PROBLEM: The records below must be transcribed exactly. Do not include the pictures.

━━━━━━━━

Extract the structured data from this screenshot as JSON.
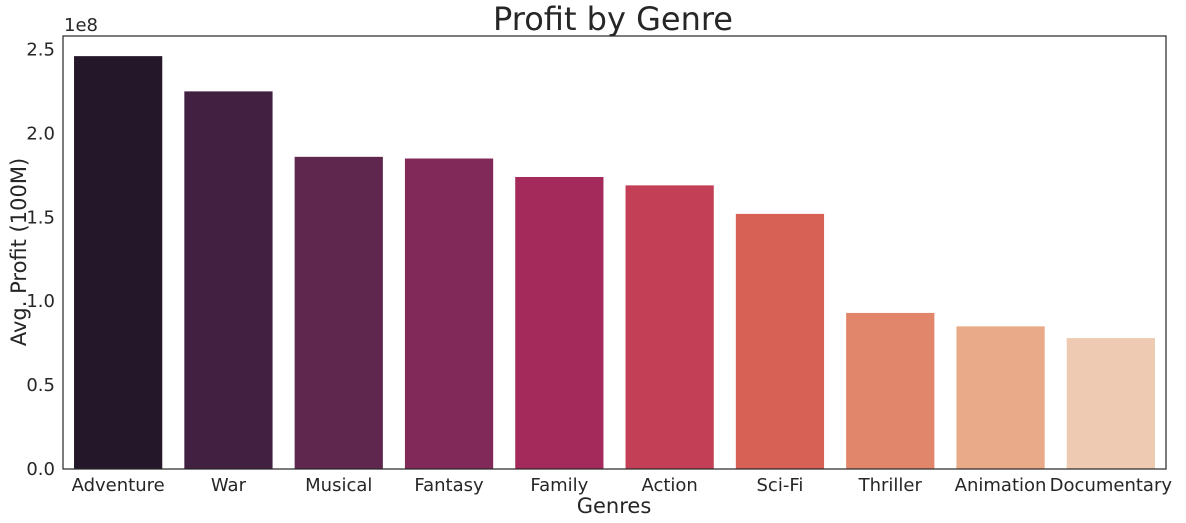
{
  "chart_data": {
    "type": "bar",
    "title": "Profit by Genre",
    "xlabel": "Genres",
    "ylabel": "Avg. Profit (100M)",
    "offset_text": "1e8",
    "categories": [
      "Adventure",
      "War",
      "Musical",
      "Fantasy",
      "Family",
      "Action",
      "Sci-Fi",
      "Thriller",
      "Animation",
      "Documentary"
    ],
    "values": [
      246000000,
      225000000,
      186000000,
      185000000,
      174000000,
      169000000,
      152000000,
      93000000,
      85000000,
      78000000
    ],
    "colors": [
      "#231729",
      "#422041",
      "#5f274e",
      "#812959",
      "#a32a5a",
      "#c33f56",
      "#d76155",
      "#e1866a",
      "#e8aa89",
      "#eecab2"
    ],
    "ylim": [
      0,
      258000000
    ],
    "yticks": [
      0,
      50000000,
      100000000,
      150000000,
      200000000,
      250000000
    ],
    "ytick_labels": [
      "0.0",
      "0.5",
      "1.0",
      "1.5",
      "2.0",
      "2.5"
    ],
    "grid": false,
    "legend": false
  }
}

━━━━━━━━

TASK RESULT:
Extract the structured data from this screenshot as JSON.
{
  "chart_data": {
    "type": "bar",
    "title": "Profit by Genre",
    "xlabel": "Genres",
    "ylabel": "Avg. Profit (100M)",
    "offset_text": "1e8",
    "categories": [
      "Adventure",
      "War",
      "Musical",
      "Fantasy",
      "Family",
      "Action",
      "Sci-Fi",
      "Thriller",
      "Animation",
      "Documentary"
    ],
    "values": [
      246000000,
      225000000,
      186000000,
      185000000,
      174000000,
      169000000,
      152000000,
      93000000,
      85000000,
      78000000
    ],
    "colors": [
      "#231729",
      "#422041",
      "#5f274e",
      "#812959",
      "#a32a5a",
      "#c33f56",
      "#d76155",
      "#e1866a",
      "#e8aa89",
      "#eecab2"
    ],
    "ylim": [
      0,
      258000000
    ],
    "yticks": [
      0,
      50000000,
      100000000,
      150000000,
      200000000,
      250000000
    ],
    "ytick_labels": [
      "0.0",
      "0.5",
      "1.0",
      "1.5",
      "2.0",
      "2.5"
    ],
    "grid": false,
    "legend": false
  }
}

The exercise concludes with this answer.